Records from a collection

┏━━

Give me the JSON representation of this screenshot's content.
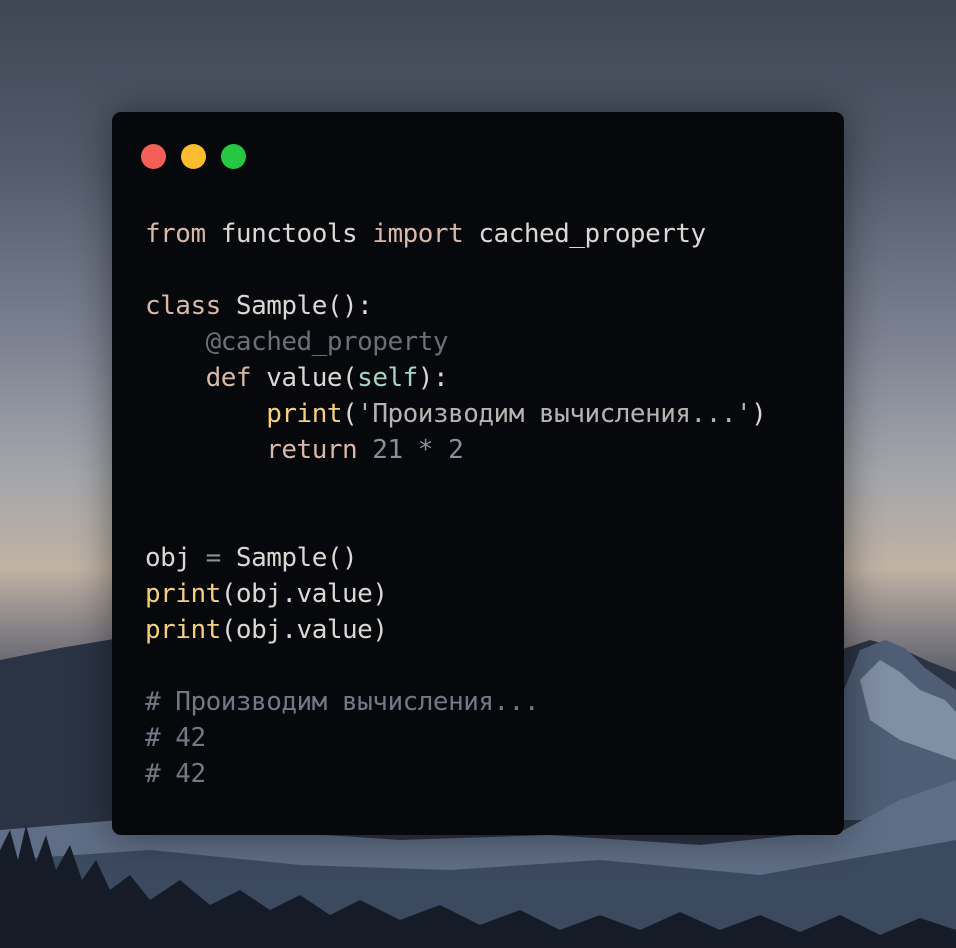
{
  "window": {
    "traffic_lights": [
      {
        "name": "close",
        "color": "#f35e57"
      },
      {
        "name": "minimize",
        "color": "#fbbd2e"
      },
      {
        "name": "maximize",
        "color": "#27c841"
      }
    ]
  },
  "code": {
    "lines": [
      [
        {
          "t": "from",
          "k": "keyword"
        },
        {
          "t": " functools ",
          "k": "plain"
        },
        {
          "t": "import",
          "k": "keyword"
        },
        {
          "t": " cached_property",
          "k": "plain"
        }
      ],
      [],
      [
        {
          "t": "class",
          "k": "keyword"
        },
        {
          "t": " Sample():",
          "k": "plain"
        }
      ],
      [
        {
          "t": "    @cached_property",
          "k": "decorator"
        }
      ],
      [
        {
          "t": "    ",
          "k": "plain"
        },
        {
          "t": "def",
          "k": "keyword"
        },
        {
          "t": " value(",
          "k": "plain"
        },
        {
          "t": "self",
          "k": "self"
        },
        {
          "t": "):",
          "k": "plain"
        }
      ],
      [
        {
          "t": "        ",
          "k": "plain"
        },
        {
          "t": "print",
          "k": "builtin"
        },
        {
          "t": "(",
          "k": "plain"
        },
        {
          "t": "'Производим вычисления...'",
          "k": "string"
        },
        {
          "t": ")",
          "k": "plain"
        }
      ],
      [
        {
          "t": "        ",
          "k": "plain"
        },
        {
          "t": "return",
          "k": "keyword"
        },
        {
          "t": " 21 ",
          "k": "number"
        },
        {
          "t": "*",
          "k": "op"
        },
        {
          "t": " 2",
          "k": "number"
        }
      ],
      [],
      [],
      [
        {
          "t": "obj ",
          "k": "plain"
        },
        {
          "t": "=",
          "k": "op"
        },
        {
          "t": " Sample()",
          "k": "plain"
        }
      ],
      [
        {
          "t": "print",
          "k": "builtin"
        },
        {
          "t": "(obj.value)",
          "k": "plain"
        }
      ],
      [
        {
          "t": "print",
          "k": "builtin"
        },
        {
          "t": "(obj.value)",
          "k": "plain"
        }
      ],
      [],
      [
        {
          "t": "# Производим вычисления...",
          "k": "comment"
        }
      ],
      [
        {
          "t": "# 42",
          "k": "comment"
        }
      ],
      [
        {
          "t": "# 42",
          "k": "comment"
        }
      ]
    ]
  }
}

┗━━

Transcribe all of the entries word for word, but skip any pictures they contain.

* [Answer in full]
Give me the JSON representation of this screenshot's content.
{
  "window": {
    "traffic_lights": [
      {
        "name": "close",
        "color": "#f35e57"
      },
      {
        "name": "minimize",
        "color": "#fbbd2e"
      },
      {
        "name": "maximize",
        "color": "#27c841"
      }
    ]
  },
  "code": {
    "lines": [
      [
        {
          "t": "from",
          "k": "keyword"
        },
        {
          "t": " functools ",
          "k": "plain"
        },
        {
          "t": "import",
          "k": "keyword"
        },
        {
          "t": " cached_property",
          "k": "plain"
        }
      ],
      [],
      [
        {
          "t": "class",
          "k": "keyword"
        },
        {
          "t": " Sample():",
          "k": "plain"
        }
      ],
      [
        {
          "t": "    @cached_property",
          "k": "decorator"
        }
      ],
      [
        {
          "t": "    ",
          "k": "plain"
        },
        {
          "t": "def",
          "k": "keyword"
        },
        {
          "t": " value(",
          "k": "plain"
        },
        {
          "t": "self",
          "k": "self"
        },
        {
          "t": "):",
          "k": "plain"
        }
      ],
      [
        {
          "t": "        ",
          "k": "plain"
        },
        {
          "t": "print",
          "k": "builtin"
        },
        {
          "t": "(",
          "k": "plain"
        },
        {
          "t": "'Производим вычисления...'",
          "k": "string"
        },
        {
          "t": ")",
          "k": "plain"
        }
      ],
      [
        {
          "t": "        ",
          "k": "plain"
        },
        {
          "t": "return",
          "k": "keyword"
        },
        {
          "t": " 21 ",
          "k": "number"
        },
        {
          "t": "*",
          "k": "op"
        },
        {
          "t": " 2",
          "k": "number"
        }
      ],
      [],
      [],
      [
        {
          "t": "obj ",
          "k": "plain"
        },
        {
          "t": "=",
          "k": "op"
        },
        {
          "t": " Sample()",
          "k": "plain"
        }
      ],
      [
        {
          "t": "print",
          "k": "builtin"
        },
        {
          "t": "(obj.value)",
          "k": "plain"
        }
      ],
      [
        {
          "t": "print",
          "k": "builtin"
        },
        {
          "t": "(obj.value)",
          "k": "plain"
        }
      ],
      [],
      [
        {
          "t": "# Производим вычисления...",
          "k": "comment"
        }
      ],
      [
        {
          "t": "# 42",
          "k": "comment"
        }
      ],
      [
        {
          "t": "# 42",
          "k": "comment"
        }
      ]
    ]
  }
}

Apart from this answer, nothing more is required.